Problem requirements >>
In the copy, include every entry exactly but none of the pictures.

Given records >>

──────

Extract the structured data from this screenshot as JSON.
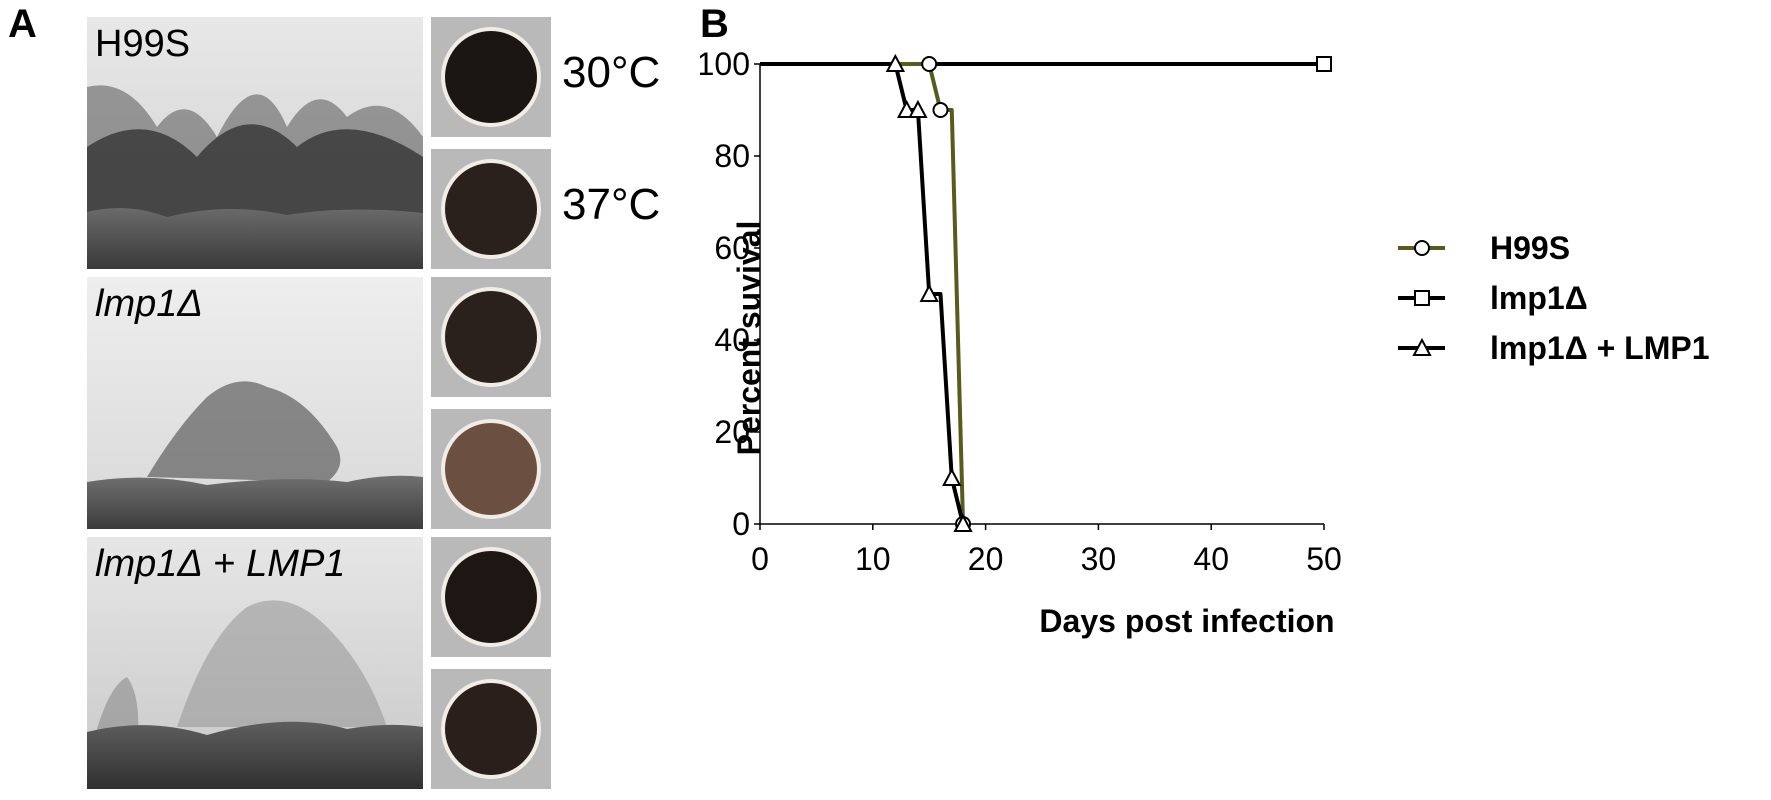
{
  "panel_a": {
    "letter": "A",
    "temperature_labels": [
      "30°C",
      "37°C"
    ],
    "rows": [
      {
        "label_plain": "H99S",
        "label_italic": "",
        "label_suffix": "",
        "label_suffix_italic": "",
        "colony_colors": [
          "#1b1513",
          "#2b211c"
        ]
      },
      {
        "label_plain": "",
        "label_italic": "lmp1Δ",
        "label_suffix": "",
        "label_suffix_italic": "",
        "colony_colors": [
          "#2b211c",
          "#6b5040"
        ]
      },
      {
        "label_plain": "",
        "label_italic": "lmp1Δ",
        "label_suffix": " + ",
        "label_suffix_italic": "LMP1",
        "colony_colors": [
          "#1d1613",
          "#2a1f1a"
        ]
      }
    ]
  },
  "panel_b": {
    "letter": "B"
  },
  "chart_data": {
    "type": "line",
    "xlabel": "Days post infection",
    "ylabel": "Percent suvival",
    "xlim": [
      0,
      50
    ],
    "ylim": [
      0,
      100
    ],
    "x_ticks": [
      0,
      10,
      20,
      30,
      40,
      50
    ],
    "y_ticks": [
      0,
      20,
      40,
      60,
      80,
      100
    ],
    "legend_position": "right",
    "step": true,
    "series": [
      {
        "name": "H99S",
        "marker": "circle",
        "color": "#5a5a1e",
        "x": [
          0,
          15,
          16,
          17,
          18
        ],
        "y": [
          100,
          100,
          90,
          90,
          0
        ],
        "marker_points": [
          [
            15,
            100
          ],
          [
            16,
            90
          ],
          [
            18,
            0
          ]
        ]
      },
      {
        "name": "lmp1Δ",
        "marker": "square",
        "color": "#000000",
        "x": [
          0,
          50
        ],
        "y": [
          100,
          100
        ],
        "marker_points": [
          [
            50,
            100
          ]
        ]
      },
      {
        "name": "lmp1Δ + LMP1",
        "marker": "triangle",
        "color": "#000000",
        "x": [
          0,
          12,
          13,
          14,
          15,
          16,
          17,
          18
        ],
        "y": [
          100,
          100,
          90,
          90,
          50,
          50,
          10,
          0
        ],
        "marker_points": [
          [
            12,
            100
          ],
          [
            13,
            90
          ],
          [
            14,
            90
          ],
          [
            15,
            50
          ],
          [
            17,
            10
          ],
          [
            18,
            0
          ]
        ]
      }
    ]
  }
}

──────

Exercise response >>
Extract the structured data from this screenshot as JSON.
{
  "panel_a": {
    "letter": "A",
    "temperature_labels": [
      "30°C",
      "37°C"
    ],
    "rows": [
      {
        "label_plain": "H99S",
        "label_italic": "",
        "label_suffix": "",
        "label_suffix_italic": "",
        "colony_colors": [
          "#1b1513",
          "#2b211c"
        ]
      },
      {
        "label_plain": "",
        "label_italic": "lmp1Δ",
        "label_suffix": "",
        "label_suffix_italic": "",
        "colony_colors": [
          "#2b211c",
          "#6b5040"
        ]
      },
      {
        "label_plain": "",
        "label_italic": "lmp1Δ",
        "label_suffix": " + ",
        "label_suffix_italic": "LMP1",
        "colony_colors": [
          "#1d1613",
          "#2a1f1a"
        ]
      }
    ]
  },
  "panel_b": {
    "letter": "B"
  },
  "chart_data": {
    "type": "line",
    "xlabel": "Days post infection",
    "ylabel": "Percent suvival",
    "xlim": [
      0,
      50
    ],
    "ylim": [
      0,
      100
    ],
    "x_ticks": [
      0,
      10,
      20,
      30,
      40,
      50
    ],
    "y_ticks": [
      0,
      20,
      40,
      60,
      80,
      100
    ],
    "legend_position": "right",
    "step": true,
    "series": [
      {
        "name": "H99S",
        "marker": "circle",
        "color": "#5a5a1e",
        "x": [
          0,
          15,
          16,
          17,
          18
        ],
        "y": [
          100,
          100,
          90,
          90,
          0
        ],
        "marker_points": [
          [
            15,
            100
          ],
          [
            16,
            90
          ],
          [
            18,
            0
          ]
        ]
      },
      {
        "name": "lmp1Δ",
        "marker": "square",
        "color": "#000000",
        "x": [
          0,
          50
        ],
        "y": [
          100,
          100
        ],
        "marker_points": [
          [
            50,
            100
          ]
        ]
      },
      {
        "name": "lmp1Δ + LMP1",
        "marker": "triangle",
        "color": "#000000",
        "x": [
          0,
          12,
          13,
          14,
          15,
          16,
          17,
          18
        ],
        "y": [
          100,
          100,
          90,
          90,
          50,
          50,
          10,
          0
        ],
        "marker_points": [
          [
            12,
            100
          ],
          [
            13,
            90
          ],
          [
            14,
            90
          ],
          [
            15,
            50
          ],
          [
            17,
            10
          ],
          [
            18,
            0
          ]
        ]
      }
    ]
  }
}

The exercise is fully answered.